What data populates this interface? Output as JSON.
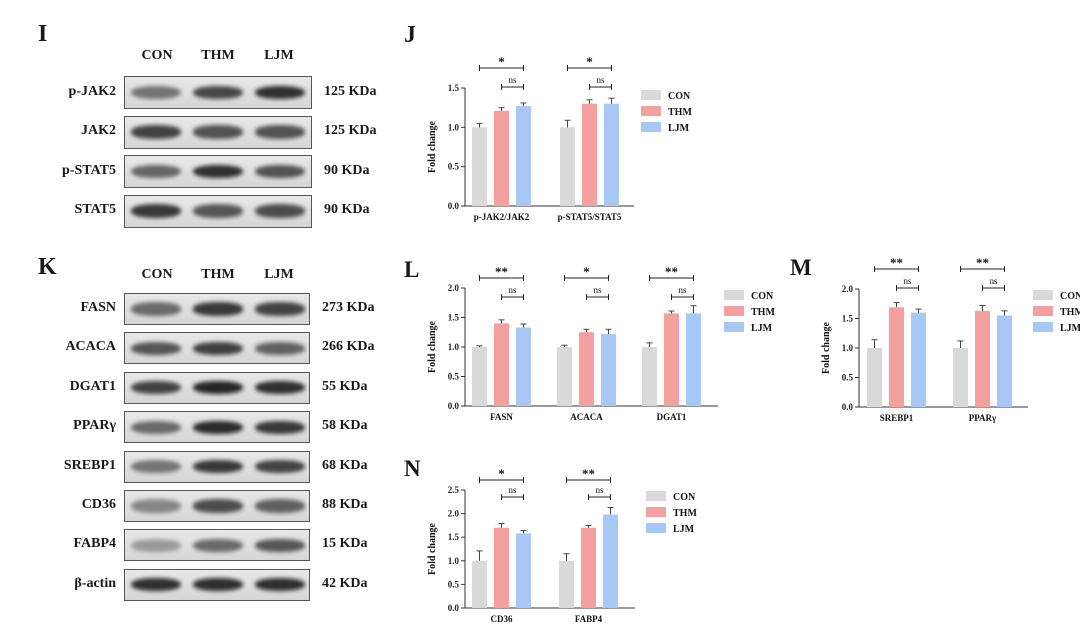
{
  "panels": {
    "I": {
      "letter": "I",
      "lanes": [
        "CON",
        "THM",
        "LJM"
      ],
      "rows": [
        {
          "protein": "p-JAK2",
          "size": "125 KDa",
          "band": [
            0.55,
            0.78,
            0.9
          ]
        },
        {
          "protein": "JAK2",
          "size": "125 KDa",
          "band": [
            0.8,
            0.72,
            0.72
          ]
        },
        {
          "protein": "p-STAT5",
          "size": "90 KDa",
          "band": [
            0.62,
            0.9,
            0.72
          ]
        },
        {
          "protein": "STAT5",
          "size": "90 KDa",
          "band": [
            0.85,
            0.7,
            0.75
          ]
        }
      ]
    },
    "K": {
      "letter": "K",
      "lanes": [
        "CON",
        "THM",
        "LJM"
      ],
      "rows": [
        {
          "protein": "FASN",
          "size": "273 KDa",
          "band": [
            0.6,
            0.85,
            0.8
          ]
        },
        {
          "protein": "ACACA",
          "size": "266 KDa",
          "band": [
            0.7,
            0.82,
            0.65
          ]
        },
        {
          "protein": "DGAT1",
          "size": "55 KDa",
          "band": [
            0.8,
            0.95,
            0.9
          ]
        },
        {
          "protein": "PPARγ",
          "size": "58 KDa",
          "band": [
            0.6,
            0.92,
            0.85
          ]
        },
        {
          "protein": "SREBP1",
          "size": "68 KDa",
          "band": [
            0.55,
            0.85,
            0.8
          ]
        },
        {
          "protein": "CD36",
          "size": "88 KDa",
          "band": [
            0.45,
            0.75,
            0.65
          ]
        },
        {
          "protein": "FABP4",
          "size": "15 KDa",
          "band": [
            0.35,
            0.6,
            0.7
          ]
        },
        {
          "protein": "β-actin",
          "size": "42 KDa",
          "band": [
            0.9,
            0.9,
            0.9
          ]
        }
      ]
    }
  },
  "colors": {
    "CON": "#d9d9d9",
    "THM": "#f4a09f",
    "LJM": "#a7c8f4",
    "band": "#1c1c1c"
  },
  "chart_data": [
    {
      "panel": "J",
      "type": "bar",
      "categories": [
        "p-JAK2/JAK2",
        "p-STAT5/STAT5"
      ],
      "ylabel": "Fold change",
      "ylim": [
        0,
        1.5
      ],
      "yticks": [
        "0.0",
        "0.5",
        "1.0",
        "1.5"
      ],
      "legend": "right",
      "series": [
        {
          "name": "CON",
          "values": [
            1.0,
            1.0
          ],
          "errors": [
            0.05,
            0.09
          ]
        },
        {
          "name": "THM",
          "values": [
            1.21,
            1.3
          ],
          "errors": [
            0.04,
            0.05
          ]
        },
        {
          "name": "LJM",
          "values": [
            1.27,
            1.3
          ],
          "errors": [
            0.04,
            0.07
          ]
        }
      ],
      "significance": [
        [
          "*",
          "ns"
        ],
        [
          "*",
          "ns"
        ]
      ]
    },
    {
      "panel": "L",
      "type": "bar",
      "categories": [
        "FASN",
        "ACACA",
        "DGAT1"
      ],
      "ylabel": "Fold change",
      "ylim": [
        0,
        2.0
      ],
      "yticks": [
        "0.0",
        "0.5",
        "1.0",
        "1.5",
        "2.0"
      ],
      "legend": "right",
      "series": [
        {
          "name": "CON",
          "values": [
            1.0,
            1.0,
            1.0
          ],
          "errors": [
            0.02,
            0.03,
            0.07
          ]
        },
        {
          "name": "THM",
          "values": [
            1.4,
            1.25,
            1.57
          ],
          "errors": [
            0.06,
            0.05,
            0.04
          ]
        },
        {
          "name": "LJM",
          "values": [
            1.33,
            1.22,
            1.57
          ],
          "errors": [
            0.06,
            0.08,
            0.13
          ]
        }
      ],
      "significance": [
        [
          "**",
          "ns"
        ],
        [
          "*",
          "ns"
        ],
        [
          "**",
          "ns"
        ]
      ]
    },
    {
      "panel": "M",
      "type": "bar",
      "categories": [
        "SREBP1",
        "PPARγ"
      ],
      "ylabel": "Fold change",
      "ylim": [
        0,
        2.0
      ],
      "yticks": [
        "0.0",
        "0.5",
        "1.0",
        "1.5",
        "2.0"
      ],
      "legend": "right",
      "series": [
        {
          "name": "CON",
          "values": [
            1.0,
            1.0
          ],
          "errors": [
            0.14,
            0.12
          ]
        },
        {
          "name": "THM",
          "values": [
            1.69,
            1.63
          ],
          "errors": [
            0.08,
            0.09
          ]
        },
        {
          "name": "LJM",
          "values": [
            1.6,
            1.55
          ],
          "errors": [
            0.06,
            0.08
          ]
        }
      ],
      "significance": [
        [
          "**",
          "ns"
        ],
        [
          "**",
          "ns"
        ]
      ]
    },
    {
      "panel": "N",
      "type": "bar",
      "categories": [
        "CD36",
        "FABP4"
      ],
      "ylabel": "Fold change",
      "ylim": [
        0,
        2.5
      ],
      "yticks": [
        "0.0",
        "0.5",
        "1.0",
        "1.5",
        "2.0",
        "2.5"
      ],
      "legend": "right",
      "series": [
        {
          "name": "CON",
          "values": [
            1.0,
            1.0
          ],
          "errors": [
            0.21,
            0.15
          ]
        },
        {
          "name": "THM",
          "values": [
            1.7,
            1.7
          ],
          "errors": [
            0.09,
            0.05
          ]
        },
        {
          "name": "LJM",
          "values": [
            1.58,
            1.98
          ],
          "errors": [
            0.06,
            0.15
          ]
        }
      ],
      "significance": [
        [
          "*",
          "ns"
        ],
        [
          "**",
          "ns"
        ]
      ]
    }
  ]
}
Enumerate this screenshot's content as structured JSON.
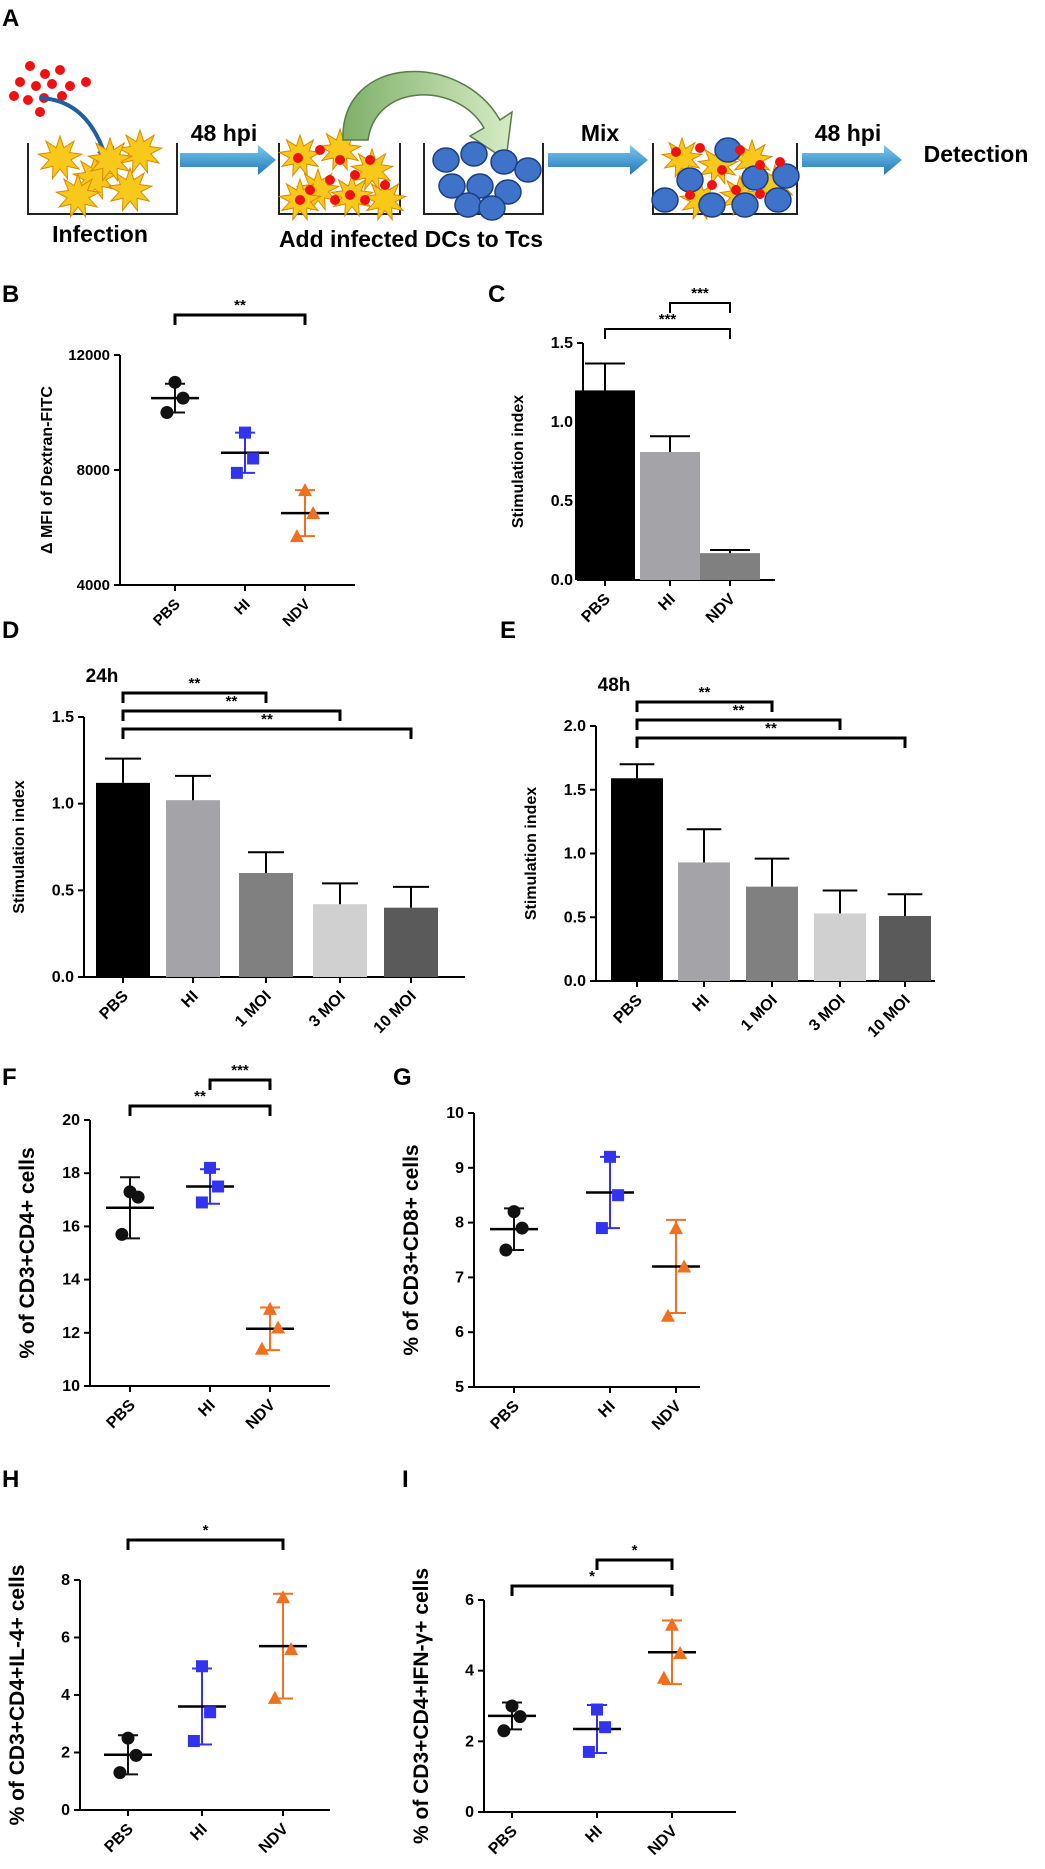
{
  "panel_labels": [
    "A",
    "B",
    "C",
    "D",
    "E",
    "F",
    "G",
    "H",
    "I"
  ],
  "schematic": {
    "step1_label": "Infection",
    "arrow1_label": "48 hpi",
    "step2_label": "Add infected DCs to Tcs",
    "arrow2_label": "Mix",
    "arrow3_label": "48 hpi",
    "final_label": "Detection"
  },
  "colors": {
    "pbs": "#111111",
    "hi": "#3333ee",
    "ndv": "#f07020",
    "dc_yellow": "#f8c91a",
    "tcell_blue": "#3f73c9",
    "virus_red": "#ee1111",
    "arrow_blue": "#3aa0dc",
    "curve_green": "#a8d08d"
  },
  "chart_data": [
    {
      "id": "B",
      "type": "scatter",
      "title": "",
      "xlabel": "",
      "ylabel": "Δ MFI of Dextran-FITC",
      "categories": [
        "PBS",
        "HI",
        "NDV"
      ],
      "ylim": [
        4000,
        12000
      ],
      "yticks": [
        "4000",
        "8000",
        "12000"
      ],
      "points": [
        [
          10000,
          10500,
          11050
        ],
        [
          7900,
          8400,
          9300
        ],
        [
          5700,
          6500,
          7300
        ]
      ],
      "mean": [
        10500,
        8600,
        6500
      ],
      "sd": [
        500,
        700,
        800
      ],
      "significance": [
        {
          "from": 0,
          "to": 2,
          "label": "**"
        }
      ]
    },
    {
      "id": "C",
      "type": "bar",
      "title": "",
      "xlabel": "",
      "ylabel": "Stimulation index",
      "categories": [
        "PBS",
        "HI",
        "NDV"
      ],
      "values": [
        1.2,
        0.81,
        0.17
      ],
      "errors": [
        0.17,
        0.1,
        0.02
      ],
      "ylim": [
        0,
        1.5
      ],
      "yticks": [
        "0.0",
        "0.5",
        "1.0",
        "1.5"
      ],
      "significance": [
        {
          "from": 0,
          "to": 2,
          "label": "***"
        },
        {
          "from": 1,
          "to": 2,
          "label": "***"
        }
      ]
    },
    {
      "id": "D",
      "type": "bar",
      "title": "24h",
      "xlabel": "",
      "ylabel": "Stimulation index",
      "categories": [
        "PBS",
        "HI",
        "1 MOI",
        "3 MOI",
        "10 MOI"
      ],
      "values": [
        1.12,
        1.02,
        0.6,
        0.42,
        0.4
      ],
      "errors": [
        0.14,
        0.14,
        0.12,
        0.12,
        0.12
      ],
      "ylim": [
        0,
        1.5
      ],
      "yticks": [
        "0.0",
        "0.5",
        "1.0",
        "1.5"
      ],
      "significance": [
        {
          "from": 0,
          "to": 2,
          "label": "**"
        },
        {
          "from": 0,
          "to": 3,
          "label": "**"
        },
        {
          "from": 0,
          "to": 4,
          "label": "**"
        }
      ]
    },
    {
      "id": "E",
      "type": "bar",
      "title": "48h",
      "xlabel": "",
      "ylabel": "Stimulation index",
      "categories": [
        "PBS",
        "HI",
        "1 MOI",
        "3 MOI",
        "10 MOI"
      ],
      "values": [
        1.59,
        0.93,
        0.74,
        0.53,
        0.51
      ],
      "errors": [
        0.11,
        0.26,
        0.22,
        0.18,
        0.17
      ],
      "ylim": [
        0,
        2.0
      ],
      "yticks": [
        "0.0",
        "0.5",
        "1.0",
        "1.5",
        "2.0"
      ],
      "significance": [
        {
          "from": 0,
          "to": 2,
          "label": "**"
        },
        {
          "from": 0,
          "to": 3,
          "label": "**"
        },
        {
          "from": 0,
          "to": 4,
          "label": "**"
        }
      ]
    },
    {
      "id": "F",
      "type": "scatter",
      "title": "",
      "xlabel": "",
      "ylabel": "% of CD3+CD4+ cells",
      "categories": [
        "PBS",
        "HI",
        "NDV"
      ],
      "points": [
        [
          15.7,
          17.1,
          17.3
        ],
        [
          16.9,
          17.5,
          18.2
        ],
        [
          11.4,
          12.2,
          12.9
        ]
      ],
      "mean": [
        16.7,
        17.5,
        12.15
      ],
      "sd": [
        1.15,
        0.65,
        0.8
      ],
      "ylim": [
        10,
        20
      ],
      "yticks": [
        "10",
        "12",
        "14",
        "16",
        "18",
        "20"
      ],
      "significance": [
        {
          "from": 0,
          "to": 2,
          "label": "**"
        },
        {
          "from": 1,
          "to": 2,
          "label": "***"
        }
      ]
    },
    {
      "id": "G",
      "type": "scatter",
      "title": "",
      "xlabel": "",
      "ylabel": "% of CD3+CD8+ cells",
      "categories": [
        "PBS",
        "HI",
        "NDV"
      ],
      "points": [
        [
          7.5,
          7.9,
          8.2
        ],
        [
          7.9,
          8.5,
          9.2
        ],
        [
          6.3,
          7.2,
          7.9
        ]
      ],
      "mean": [
        7.88,
        8.55,
        7.2
      ],
      "sd": [
        0.38,
        0.65,
        0.85
      ],
      "ylim": [
        5,
        10
      ],
      "yticks": [
        "5",
        "6",
        "7",
        "8",
        "9",
        "10"
      ],
      "significance": []
    },
    {
      "id": "H",
      "type": "scatter",
      "title": "",
      "xlabel": "",
      "ylabel": "% of CD3+CD4+IL-4+ cells",
      "categories": [
        "PBS",
        "HI",
        "NDV"
      ],
      "points": [
        [
          1.3,
          1.9,
          2.5
        ],
        [
          2.4,
          3.4,
          5.0
        ],
        [
          3.9,
          5.6,
          7.4
        ]
      ],
      "mean": [
        1.92,
        3.6,
        5.7
      ],
      "sd": [
        0.68,
        1.32,
        1.82
      ],
      "ylim": [
        0,
        8
      ],
      "yticks": [
        "0",
        "2",
        "4",
        "6",
        "8"
      ],
      "significance": [
        {
          "from": 0,
          "to": 2,
          "label": "*"
        }
      ]
    },
    {
      "id": "I",
      "type": "scatter",
      "title": "",
      "xlabel": "",
      "ylabel": "% of CD3+CD4+IFN-γ+ cells",
      "categories": [
        "PBS",
        "HI",
        "NDV"
      ],
      "points": [
        [
          2.3,
          2.7,
          3.0
        ],
        [
          1.7,
          2.4,
          2.9
        ],
        [
          3.8,
          4.5,
          5.3
        ]
      ],
      "mean": [
        2.72,
        2.35,
        4.52
      ],
      "sd": [
        0.38,
        0.68,
        0.9
      ],
      "ylim": [
        0,
        6
      ],
      "yticks": [
        "0",
        "2",
        "4",
        "6"
      ],
      "significance": [
        {
          "from": 0,
          "to": 2,
          "label": "*"
        },
        {
          "from": 1,
          "to": 2,
          "label": "*"
        }
      ]
    }
  ]
}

> [Exercise requirements]:
Filter the data above down to lines with the word "JSON", and copy them.

> [Response box]:
What data populates this interface? Output as JSON.
Enumerate this screenshot's content as structured JSON.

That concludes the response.